**STATED GOAL:**
Transcribe each entry below exactly. Pictures do not go in the copy.

**INPUT MATERIAL:**
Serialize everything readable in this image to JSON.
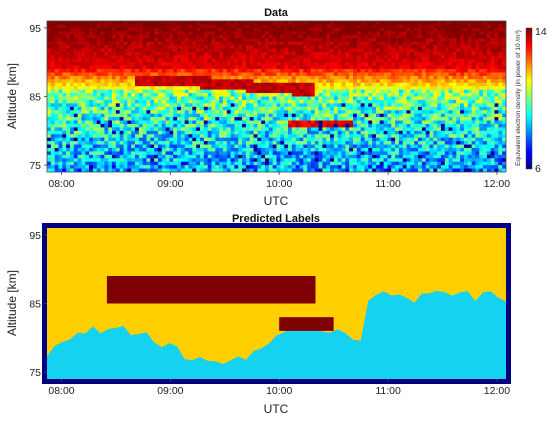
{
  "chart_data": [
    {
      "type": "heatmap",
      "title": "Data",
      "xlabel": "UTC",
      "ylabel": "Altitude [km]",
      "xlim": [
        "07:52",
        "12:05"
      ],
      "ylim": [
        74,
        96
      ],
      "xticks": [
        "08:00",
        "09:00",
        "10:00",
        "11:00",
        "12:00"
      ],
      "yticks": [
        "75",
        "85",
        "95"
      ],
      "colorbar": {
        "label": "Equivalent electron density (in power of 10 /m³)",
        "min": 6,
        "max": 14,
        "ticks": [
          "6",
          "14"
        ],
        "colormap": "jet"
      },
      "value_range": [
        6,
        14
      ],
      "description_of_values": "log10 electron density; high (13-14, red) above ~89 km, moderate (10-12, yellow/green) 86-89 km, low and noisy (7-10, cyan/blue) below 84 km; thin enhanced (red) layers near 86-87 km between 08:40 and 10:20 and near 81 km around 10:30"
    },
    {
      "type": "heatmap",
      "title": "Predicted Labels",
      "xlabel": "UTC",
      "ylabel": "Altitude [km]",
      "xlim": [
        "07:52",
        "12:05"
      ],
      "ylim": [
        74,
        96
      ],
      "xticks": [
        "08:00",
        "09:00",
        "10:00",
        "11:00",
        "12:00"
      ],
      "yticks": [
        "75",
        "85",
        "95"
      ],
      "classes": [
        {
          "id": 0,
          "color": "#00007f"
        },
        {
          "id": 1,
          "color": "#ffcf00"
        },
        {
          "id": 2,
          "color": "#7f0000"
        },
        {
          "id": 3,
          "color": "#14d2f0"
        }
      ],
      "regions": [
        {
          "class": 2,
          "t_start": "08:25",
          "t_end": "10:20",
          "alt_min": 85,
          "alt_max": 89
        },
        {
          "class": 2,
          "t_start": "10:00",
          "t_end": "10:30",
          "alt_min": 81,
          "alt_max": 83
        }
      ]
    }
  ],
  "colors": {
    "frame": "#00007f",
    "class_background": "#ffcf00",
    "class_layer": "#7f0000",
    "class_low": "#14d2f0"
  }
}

**SOLUTION TO THIS TASK:**
Serialize everything readable in this image to JSON.
{
  "chart_data": [
    {
      "type": "heatmap",
      "title": "Data",
      "xlabel": "UTC",
      "ylabel": "Altitude [km]",
      "xlim": [
        "07:52",
        "12:05"
      ],
      "ylim": [
        74,
        96
      ],
      "xticks": [
        "08:00",
        "09:00",
        "10:00",
        "11:00",
        "12:00"
      ],
      "yticks": [
        "75",
        "85",
        "95"
      ],
      "colorbar": {
        "label": "Equivalent electron density (in power of 10 /m³)",
        "min": 6,
        "max": 14,
        "ticks": [
          "6",
          "14"
        ],
        "colormap": "jet"
      },
      "value_range": [
        6,
        14
      ],
      "description_of_values": "log10 electron density; high (13-14, red) above ~89 km, moderate (10-12, yellow/green) 86-89 km, low and noisy (7-10, cyan/blue) below 84 km; thin enhanced (red) layers near 86-87 km between 08:40 and 10:20 and near 81 km around 10:30"
    },
    {
      "type": "heatmap",
      "title": "Predicted Labels",
      "xlabel": "UTC",
      "ylabel": "Altitude [km]",
      "xlim": [
        "07:52",
        "12:05"
      ],
      "ylim": [
        74,
        96
      ],
      "xticks": [
        "08:00",
        "09:00",
        "10:00",
        "11:00",
        "12:00"
      ],
      "yticks": [
        "75",
        "85",
        "95"
      ],
      "classes": [
        {
          "id": 0,
          "color": "#00007f"
        },
        {
          "id": 1,
          "color": "#ffcf00"
        },
        {
          "id": 2,
          "color": "#7f0000"
        },
        {
          "id": 3,
          "color": "#14d2f0"
        }
      ],
      "regions": [
        {
          "class": 2,
          "t_start": "08:25",
          "t_end": "10:20",
          "alt_min": 85,
          "alt_max": 89
        },
        {
          "class": 2,
          "t_start": "10:00",
          "t_end": "10:30",
          "alt_min": 81,
          "alt_max": 83
        }
      ]
    }
  ],
  "colors": {
    "frame": "#00007f",
    "class_background": "#ffcf00",
    "class_layer": "#7f0000",
    "class_low": "#14d2f0"
  }
}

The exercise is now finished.